TASK>
Without the pictures, copy all the entries below exactly.
########
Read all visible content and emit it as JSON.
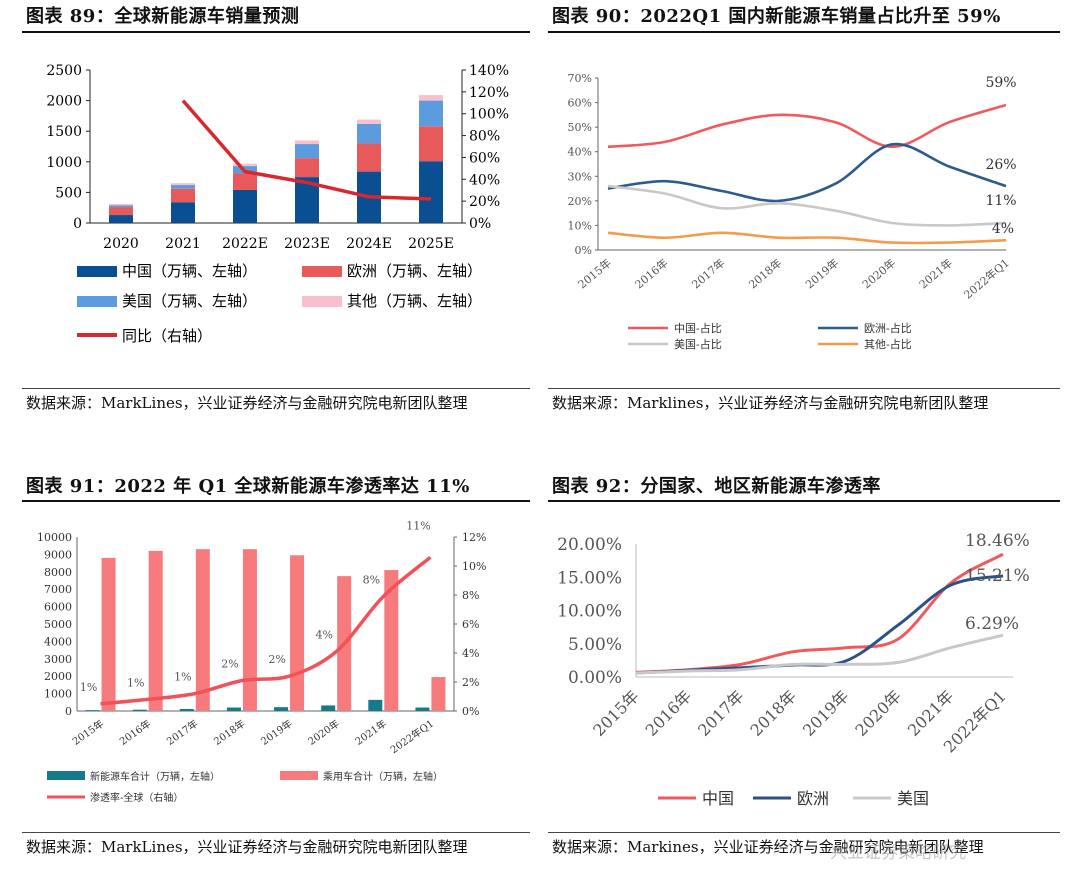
{
  "panels": [
    {
      "title": "图表 89：全球新能源车销量预测",
      "source": "数据来源：MarkLines，兴业证券经济与金融研究院电新团队整理"
    },
    {
      "title": "图表 90：2022Q1 国内新能源车销量占比升至 59%",
      "source": "数据来源：Marklines，兴业证券经济与金融研究院电新团队整理"
    },
    {
      "title": "图表 91：2022 年 Q1 全球新能源车渗透率达 11%",
      "source": "数据来源：MarkLines，兴业证券经济与金融研究院电新团队整理"
    },
    {
      "title": "图表 92：分国家、地区新能源车渗透率",
      "source": "数据来源：Markines，兴业证券经济与金融研究院电新团队整理"
    }
  ],
  "watermark": "兴业证券策略研究",
  "chart_data": [
    {
      "type": "bar",
      "stacked": true,
      "categories": [
        "2020",
        "2021",
        "2022E",
        "2023E",
        "2024E",
        "2025E"
      ],
      "series": [
        {
          "name": "中国（万辆、左轴）",
          "values": [
            130,
            340,
            540,
            750,
            840,
            1010
          ],
          "color": "#0b4f93"
        },
        {
          "name": "欧洲（万辆、左轴）",
          "values": [
            130,
            220,
            270,
            310,
            460,
            570
          ],
          "color": "#e8595b"
        },
        {
          "name": "美国（万辆、左轴）",
          "values": [
            30,
            60,
            120,
            230,
            320,
            420
          ],
          "color": "#5b9bde"
        },
        {
          "name": "其他（万辆、左轴）",
          "values": [
            20,
            30,
            40,
            60,
            70,
            90
          ],
          "color": "#f9bfcd"
        }
      ],
      "line": {
        "name": "同比（右轴）",
        "values": [
          null,
          1.12,
          0.47,
          0.37,
          0.24,
          0.22
        ],
        "color": "#d9272e"
      },
      "ylim": [
        0,
        2500
      ],
      "yticks": [
        "2500",
        "2000",
        "1500",
        "1000",
        "500",
        "0"
      ],
      "y2lim": [
        0,
        1.4
      ],
      "y2ticks": [
        "140%",
        "120%",
        "100%",
        "80%",
        "60%",
        "40%",
        "20%",
        "0%"
      ]
    },
    {
      "type": "line",
      "categories": [
        "2015年",
        "2016年",
        "2017年",
        "2018年",
        "2019年",
        "2020年",
        "2021年",
        "2022年Q1"
      ],
      "series": [
        {
          "name": "中国-占比",
          "values": [
            0.42,
            0.44,
            0.51,
            0.55,
            0.52,
            0.42,
            0.52,
            0.59
          ],
          "color": "#f05a5c"
        },
        {
          "name": "欧洲-占比",
          "values": [
            0.25,
            0.28,
            0.24,
            0.2,
            0.27,
            0.43,
            0.34,
            0.26
          ],
          "color": "#2c5c8e"
        },
        {
          "name": "美国-占比",
          "values": [
            0.26,
            0.23,
            0.17,
            0.19,
            0.16,
            0.11,
            0.1,
            0.11
          ],
          "color": "#c8c8c8"
        },
        {
          "name": "其他-占比",
          "values": [
            0.07,
            0.05,
            0.07,
            0.05,
            0.05,
            0.03,
            0.03,
            0.04
          ],
          "color": "#f39c4a"
        }
      ],
      "end_labels": [
        "59%",
        "26%",
        "11%",
        "4%"
      ],
      "ylim": [
        0,
        0.7
      ],
      "yticks": [
        "70%",
        "60%",
        "50%",
        "40%",
        "30%",
        "20%",
        "10%",
        "0%"
      ]
    },
    {
      "type": "bar",
      "categories": [
        "2015年",
        "2016年",
        "2017年",
        "2018年",
        "2019年",
        "2020年",
        "2021年",
        "2022年Q1"
      ],
      "series": [
        {
          "name": "新能源车合计（万辆，左轴）",
          "values": [
            50,
            75,
            115,
            200,
            220,
            320,
            640,
            200
          ],
          "color": "#157a8c"
        },
        {
          "name": "乘用车合计（万辆，左轴）",
          "values": [
            8800,
            9200,
            9300,
            9300,
            8950,
            7750,
            8100,
            1950
          ],
          "color": "#f77a7c"
        }
      ],
      "line": {
        "name": "渗透率-全球（右轴）",
        "values": [
          0.005,
          0.008,
          0.012,
          0.021,
          0.024,
          0.041,
          0.079,
          0.106
        ],
        "color": "#f25257"
      },
      "data_labels": [
        "1%",
        "1%",
        "1%",
        "2%",
        "2%",
        "4%",
        "8%",
        "11%"
      ],
      "ylim": [
        0,
        10000
      ],
      "yticks": [
        "10000",
        "9000",
        "8000",
        "7000",
        "6000",
        "5000",
        "4000",
        "3000",
        "2000",
        "1000",
        "0"
      ],
      "y2lim": [
        0,
        0.12
      ],
      "y2ticks": [
        "12%",
        "10%",
        "8%",
        "6%",
        "4%",
        "2%",
        "0%"
      ]
    },
    {
      "type": "line",
      "categories": [
        "2015年",
        "2016年",
        "2017年",
        "2018年",
        "2019年",
        "2020年",
        "2021年",
        "2022年Q1"
      ],
      "series": [
        {
          "name": "中国",
          "values": [
            0.007,
            0.011,
            0.019,
            0.038,
            0.044,
            0.057,
            0.141,
            0.1846
          ],
          "color": "#f05a5c"
        },
        {
          "name": "欧洲",
          "values": [
            0.006,
            0.01,
            0.014,
            0.018,
            0.024,
            0.078,
            0.138,
            0.1521
          ],
          "color": "#2c5189"
        },
        {
          "name": "美国",
          "values": [
            0.006,
            0.009,
            0.011,
            0.019,
            0.019,
            0.022,
            0.044,
            0.0629
          ],
          "color": "#c8c8c8"
        }
      ],
      "end_labels": [
        "18.46%",
        "15.21%",
        "6.29%"
      ],
      "ylim": [
        0,
        0.2
      ],
      "yticks": [
        "20.00%",
        "15.00%",
        "10.00%",
        "5.00%",
        "0.00%"
      ]
    }
  ]
}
########
THE RESPONSE>
Read all visible content and emit it as JSON.
{
  "panels": [
    {
      "title": "图表 89：全球新能源车销量预测",
      "source": "数据来源：MarkLines，兴业证券经济与金融研究院电新团队整理"
    },
    {
      "title": "图表 90：2022Q1 国内新能源车销量占比升至 59%",
      "source": "数据来源：Marklines，兴业证券经济与金融研究院电新团队整理"
    },
    {
      "title": "图表 91：2022 年 Q1 全球新能源车渗透率达 11%",
      "source": "数据来源：MarkLines，兴业证券经济与金融研究院电新团队整理"
    },
    {
      "title": "图表 92：分国家、地区新能源车渗透率",
      "source": "数据来源：Markines，兴业证券经济与金融研究院电新团队整理"
    }
  ],
  "watermark": "兴业证券策略研究",
  "chart_data": [
    {
      "type": "bar",
      "stacked": true,
      "categories": [
        "2020",
        "2021",
        "2022E",
        "2023E",
        "2024E",
        "2025E"
      ],
      "series": [
        {
          "name": "中国（万辆、左轴）",
          "values": [
            130,
            340,
            540,
            750,
            840,
            1010
          ],
          "color": "#0b4f93"
        },
        {
          "name": "欧洲（万辆、左轴）",
          "values": [
            130,
            220,
            270,
            310,
            460,
            570
          ],
          "color": "#e8595b"
        },
        {
          "name": "美国（万辆、左轴）",
          "values": [
            30,
            60,
            120,
            230,
            320,
            420
          ],
          "color": "#5b9bde"
        },
        {
          "name": "其他（万辆、左轴）",
          "values": [
            20,
            30,
            40,
            60,
            70,
            90
          ],
          "color": "#f9bfcd"
        }
      ],
      "line": {
        "name": "同比（右轴）",
        "values": [
          null,
          1.12,
          0.47,
          0.37,
          0.24,
          0.22
        ],
        "color": "#d9272e"
      },
      "ylim": [
        0,
        2500
      ],
      "yticks": [
        "2500",
        "2000",
        "1500",
        "1000",
        "500",
        "0"
      ],
      "y2lim": [
        0,
        1.4
      ],
      "y2ticks": [
        "140%",
        "120%",
        "100%",
        "80%",
        "60%",
        "40%",
        "20%",
        "0%"
      ]
    },
    {
      "type": "line",
      "categories": [
        "2015年",
        "2016年",
        "2017年",
        "2018年",
        "2019年",
        "2020年",
        "2021年",
        "2022年Q1"
      ],
      "series": [
        {
          "name": "中国-占比",
          "values": [
            0.42,
            0.44,
            0.51,
            0.55,
            0.52,
            0.42,
            0.52,
            0.59
          ],
          "color": "#f05a5c"
        },
        {
          "name": "欧洲-占比",
          "values": [
            0.25,
            0.28,
            0.24,
            0.2,
            0.27,
            0.43,
            0.34,
            0.26
          ],
          "color": "#2c5c8e"
        },
        {
          "name": "美国-占比",
          "values": [
            0.26,
            0.23,
            0.17,
            0.19,
            0.16,
            0.11,
            0.1,
            0.11
          ],
          "color": "#c8c8c8"
        },
        {
          "name": "其他-占比",
          "values": [
            0.07,
            0.05,
            0.07,
            0.05,
            0.05,
            0.03,
            0.03,
            0.04
          ],
          "color": "#f39c4a"
        }
      ],
      "end_labels": [
        "59%",
        "26%",
        "11%",
        "4%"
      ],
      "ylim": [
        0,
        0.7
      ],
      "yticks": [
        "70%",
        "60%",
        "50%",
        "40%",
        "30%",
        "20%",
        "10%",
        "0%"
      ]
    },
    {
      "type": "bar",
      "categories": [
        "2015年",
        "2016年",
        "2017年",
        "2018年",
        "2019年",
        "2020年",
        "2021年",
        "2022年Q1"
      ],
      "series": [
        {
          "name": "新能源车合计（万辆，左轴）",
          "values": [
            50,
            75,
            115,
            200,
            220,
            320,
            640,
            200
          ],
          "color": "#157a8c"
        },
        {
          "name": "乘用车合计（万辆，左轴）",
          "values": [
            8800,
            9200,
            9300,
            9300,
            8950,
            7750,
            8100,
            1950
          ],
          "color": "#f77a7c"
        }
      ],
      "line": {
        "name": "渗透率-全球（右轴）",
        "values": [
          0.005,
          0.008,
          0.012,
          0.021,
          0.024,
          0.041,
          0.079,
          0.106
        ],
        "color": "#f25257"
      },
      "data_labels": [
        "1%",
        "1%",
        "1%",
        "2%",
        "2%",
        "4%",
        "8%",
        "11%"
      ],
      "ylim": [
        0,
        10000
      ],
      "yticks": [
        "10000",
        "9000",
        "8000",
        "7000",
        "6000",
        "5000",
        "4000",
        "3000",
        "2000",
        "1000",
        "0"
      ],
      "y2lim": [
        0,
        0.12
      ],
      "y2ticks": [
        "12%",
        "10%",
        "8%",
        "6%",
        "4%",
        "2%",
        "0%"
      ]
    },
    {
      "type": "line",
      "categories": [
        "2015年",
        "2016年",
        "2017年",
        "2018年",
        "2019年",
        "2020年",
        "2021年",
        "2022年Q1"
      ],
      "series": [
        {
          "name": "中国",
          "values": [
            0.007,
            0.011,
            0.019,
            0.038,
            0.044,
            0.057,
            0.141,
            0.1846
          ],
          "color": "#f05a5c"
        },
        {
          "name": "欧洲",
          "values": [
            0.006,
            0.01,
            0.014,
            0.018,
            0.024,
            0.078,
            0.138,
            0.1521
          ],
          "color": "#2c5189"
        },
        {
          "name": "美国",
          "values": [
            0.006,
            0.009,
            0.011,
            0.019,
            0.019,
            0.022,
            0.044,
            0.0629
          ],
          "color": "#c8c8c8"
        }
      ],
      "end_labels": [
        "18.46%",
        "15.21%",
        "6.29%"
      ],
      "ylim": [
        0,
        0.2
      ],
      "yticks": [
        "20.00%",
        "15.00%",
        "10.00%",
        "5.00%",
        "0.00%"
      ]
    }
  ]
}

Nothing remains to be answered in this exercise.